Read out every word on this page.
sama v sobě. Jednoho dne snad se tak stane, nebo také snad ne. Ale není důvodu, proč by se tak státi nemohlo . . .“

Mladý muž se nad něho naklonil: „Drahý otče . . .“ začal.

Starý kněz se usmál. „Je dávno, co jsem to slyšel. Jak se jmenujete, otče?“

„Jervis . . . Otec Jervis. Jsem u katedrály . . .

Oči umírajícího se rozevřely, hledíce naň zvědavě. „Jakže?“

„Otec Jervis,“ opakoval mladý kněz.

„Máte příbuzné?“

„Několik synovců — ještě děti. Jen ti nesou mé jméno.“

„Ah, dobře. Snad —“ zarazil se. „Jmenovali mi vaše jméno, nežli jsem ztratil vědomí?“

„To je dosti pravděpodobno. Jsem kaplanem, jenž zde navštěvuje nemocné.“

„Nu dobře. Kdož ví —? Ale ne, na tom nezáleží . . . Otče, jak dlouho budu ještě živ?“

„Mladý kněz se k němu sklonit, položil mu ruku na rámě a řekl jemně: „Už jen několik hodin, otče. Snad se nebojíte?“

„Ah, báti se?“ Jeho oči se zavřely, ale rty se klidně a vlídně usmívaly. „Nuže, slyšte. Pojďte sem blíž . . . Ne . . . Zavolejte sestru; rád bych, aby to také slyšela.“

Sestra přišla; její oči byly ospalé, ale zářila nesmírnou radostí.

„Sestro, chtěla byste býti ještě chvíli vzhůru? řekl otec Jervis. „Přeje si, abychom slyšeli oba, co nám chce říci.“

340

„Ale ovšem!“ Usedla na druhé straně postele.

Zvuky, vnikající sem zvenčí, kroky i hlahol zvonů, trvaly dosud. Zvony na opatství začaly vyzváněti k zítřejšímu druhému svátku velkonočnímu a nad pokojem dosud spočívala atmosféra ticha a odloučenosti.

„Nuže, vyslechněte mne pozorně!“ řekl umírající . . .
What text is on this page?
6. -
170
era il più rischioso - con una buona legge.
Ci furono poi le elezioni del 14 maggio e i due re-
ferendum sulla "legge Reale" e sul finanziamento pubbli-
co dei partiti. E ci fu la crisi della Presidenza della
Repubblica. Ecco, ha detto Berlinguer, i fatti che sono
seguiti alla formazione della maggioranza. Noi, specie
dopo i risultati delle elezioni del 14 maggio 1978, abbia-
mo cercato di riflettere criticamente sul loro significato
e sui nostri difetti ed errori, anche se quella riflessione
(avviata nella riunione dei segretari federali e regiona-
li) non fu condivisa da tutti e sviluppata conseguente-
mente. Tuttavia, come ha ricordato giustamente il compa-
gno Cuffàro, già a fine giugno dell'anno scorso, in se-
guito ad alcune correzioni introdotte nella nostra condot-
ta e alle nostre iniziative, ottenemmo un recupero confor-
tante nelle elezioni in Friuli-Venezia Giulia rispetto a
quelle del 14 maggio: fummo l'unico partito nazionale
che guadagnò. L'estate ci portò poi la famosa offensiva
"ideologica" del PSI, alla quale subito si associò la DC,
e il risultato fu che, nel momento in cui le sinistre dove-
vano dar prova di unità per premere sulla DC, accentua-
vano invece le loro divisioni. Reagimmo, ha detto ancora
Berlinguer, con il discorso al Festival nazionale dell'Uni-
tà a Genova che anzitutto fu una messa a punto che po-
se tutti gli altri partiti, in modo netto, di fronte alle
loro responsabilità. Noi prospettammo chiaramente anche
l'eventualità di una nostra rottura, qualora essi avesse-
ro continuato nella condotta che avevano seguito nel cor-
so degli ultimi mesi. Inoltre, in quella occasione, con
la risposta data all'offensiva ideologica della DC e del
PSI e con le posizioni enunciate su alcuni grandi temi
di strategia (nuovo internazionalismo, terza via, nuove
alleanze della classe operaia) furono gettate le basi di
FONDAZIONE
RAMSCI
+++
Copy out every line of the data that includes "elezioni".

_PROBLEM SOLUTION_
Ci furono poi le elezioni del 14 maggio e i due re-
dopo i risultati delle elezioni del 14 maggio 1978, abbia-
tante nelle elezioni in Friuli-Venezia Giulia rispetto a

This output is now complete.